→ **STATED EXERCISE**: For each statement (a), (b), and (c), decide whether it agrees with the text below on social beyond singular campaigns. Answer yes or no and quote the text's deciding words. (a) Slow and steady efforts often miss key awareness benchmarks. (b) A brand needs to inspire new conversation every day. (c) Building ongoing social support into activation budgets has to be expensive.

→ **PAGE EXCERPT**:
*-*-*

Social Beyond Singular Campaigns

Social currency for a brand can grow in two ways: slow and steady or slingshot

The slow and steady growth is more likely sustainable, but as most campaign metrics (and marketing metrics) utilize a traditional purchase funnel, slow and steady efforts often fail to hit key "awareness" benchmarks.

Slingshot tactics are far more gimmick-heavy and generally reach scale quickly, but they generally go dark a couple of weeks later.  These are campaigns in every sense of the word.  Give out a few free Macbook Pros on Twitter and watch your follower counts soar.  Give away seven free iPhones and watch your brand become a trending topic.  Create that incredibly creative Facebook application or visualization of the conversation, and hold up your scaled short-term engagement as your success.

But is Slingshot-value real social value?  It this where most brand will play in the space?

Probably.  As dirty as it sounds, Slingshot Marketing is going to be much of what we see in social over the coming few months.  The strategic vision, budgets and dedication to doing social right just aren't yet there.  Yet.  But with the inclusion of some basic marketing know-how, your slingshot shiny objects can be of value.

Here are a few basic principles:

  • Build ongoing social support into all activation budgets.  If you can't perform customer support triage, it will be very difficult to inspire a new consumer perspective towards the brand.  This doesn't need to be expensive, but it does require some training and strategic setup. 
  • Build for an ups and downs, not starts and stops.  Your brand doesn't need to be inspiring new conversation everyday, but it does need to be present, real, relevant and responsive to the conversation 365 days a year.
  • Slingshot Marketing/shiny objects should speak to your core brand value.  Don't give away an iPhone when you are selling a low-tech pair of socks.  Connect your shiny objects to the brand value prop.  Make your promotions speak to your messaging.
  • Invest in personalities and relationships.  Always have a twitter account available for following, and a brand page on Facebook where people who engage with the application can gather for current engagements and future activation.
  • Level set with key stakeholders that this is a shiny object, not a full social strategy. 
  • Setup your measurement, learning process and KPIs in advance. 
  • Listen to the conversation.  You just may find a few advocates and opportunities.
  • Setup a follow up lessons-learned session before you start.
  • Always bring ideas for a more strategic plan as a next step.  Neither you, nor your clients will find continued success in gimmicks in place of real marketing.

*-*-*

→ **COLLECTED MATERIAL**:
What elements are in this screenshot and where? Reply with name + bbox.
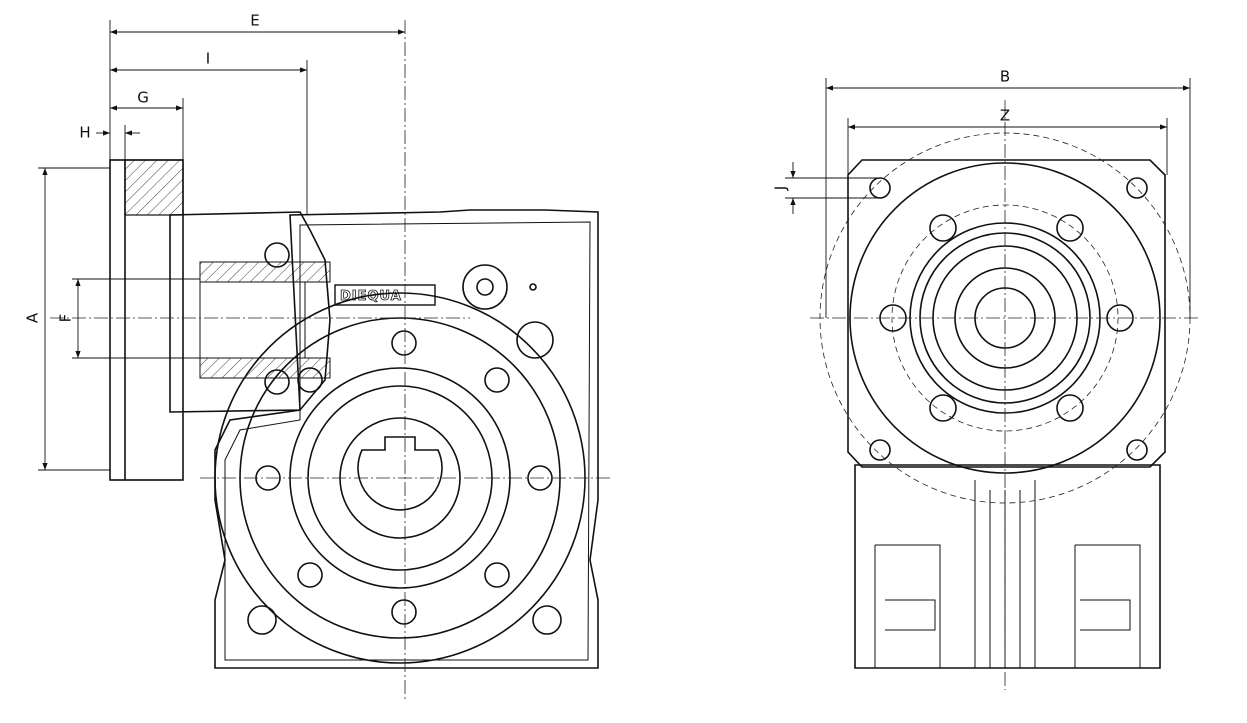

*-*-*

→ **ANSWER BELOW**:
(a) Yes: "slow and steady efforts often fail to hit key "awareness" benchmarks"
(b) No: "Your brand doesn't need to be inspiring new conversation everyday"
(c) No: "This doesn't need to be expensive"